Records from a data source:
_____
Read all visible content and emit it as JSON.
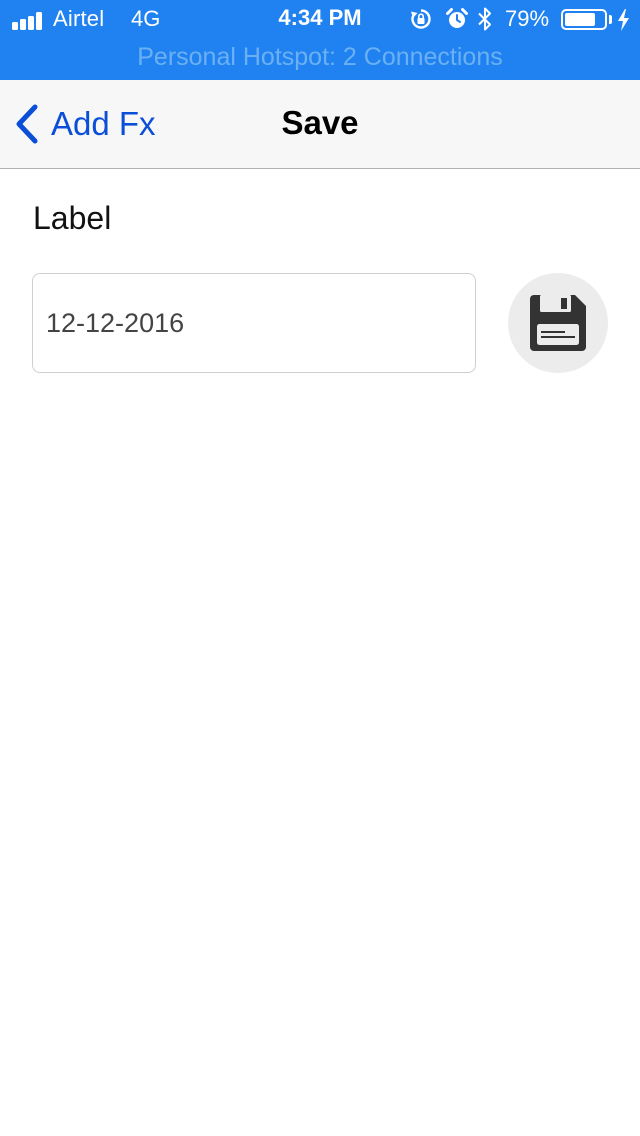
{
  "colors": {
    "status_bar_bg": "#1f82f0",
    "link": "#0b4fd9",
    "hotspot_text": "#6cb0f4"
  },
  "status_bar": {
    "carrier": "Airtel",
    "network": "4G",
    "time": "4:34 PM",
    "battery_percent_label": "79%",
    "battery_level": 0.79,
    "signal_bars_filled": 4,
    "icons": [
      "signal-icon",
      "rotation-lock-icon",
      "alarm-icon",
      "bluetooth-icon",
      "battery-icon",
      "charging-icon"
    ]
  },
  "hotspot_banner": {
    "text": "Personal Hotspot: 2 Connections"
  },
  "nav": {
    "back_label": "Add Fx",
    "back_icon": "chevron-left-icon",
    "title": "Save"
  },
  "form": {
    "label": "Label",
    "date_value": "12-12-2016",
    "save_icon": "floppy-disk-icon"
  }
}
_____
WHAT YOU SHOULD DO — Any pictures should be dropped; transcribe the rest of the records above exactly.

THE RESPONSE —
Read all visible content and emit it as JSON.
{
  "colors": {
    "status_bar_bg": "#1f82f0",
    "link": "#0b4fd9",
    "hotspot_text": "#6cb0f4"
  },
  "status_bar": {
    "carrier": "Airtel",
    "network": "4G",
    "time": "4:34 PM",
    "battery_percent_label": "79%",
    "battery_level": 0.79,
    "signal_bars_filled": 4,
    "icons": [
      "signal-icon",
      "rotation-lock-icon",
      "alarm-icon",
      "bluetooth-icon",
      "battery-icon",
      "charging-icon"
    ]
  },
  "hotspot_banner": {
    "text": "Personal Hotspot: 2 Connections"
  },
  "nav": {
    "back_label": "Add Fx",
    "back_icon": "chevron-left-icon",
    "title": "Save"
  },
  "form": {
    "label": "Label",
    "date_value": "12-12-2016",
    "save_icon": "floppy-disk-icon"
  }
}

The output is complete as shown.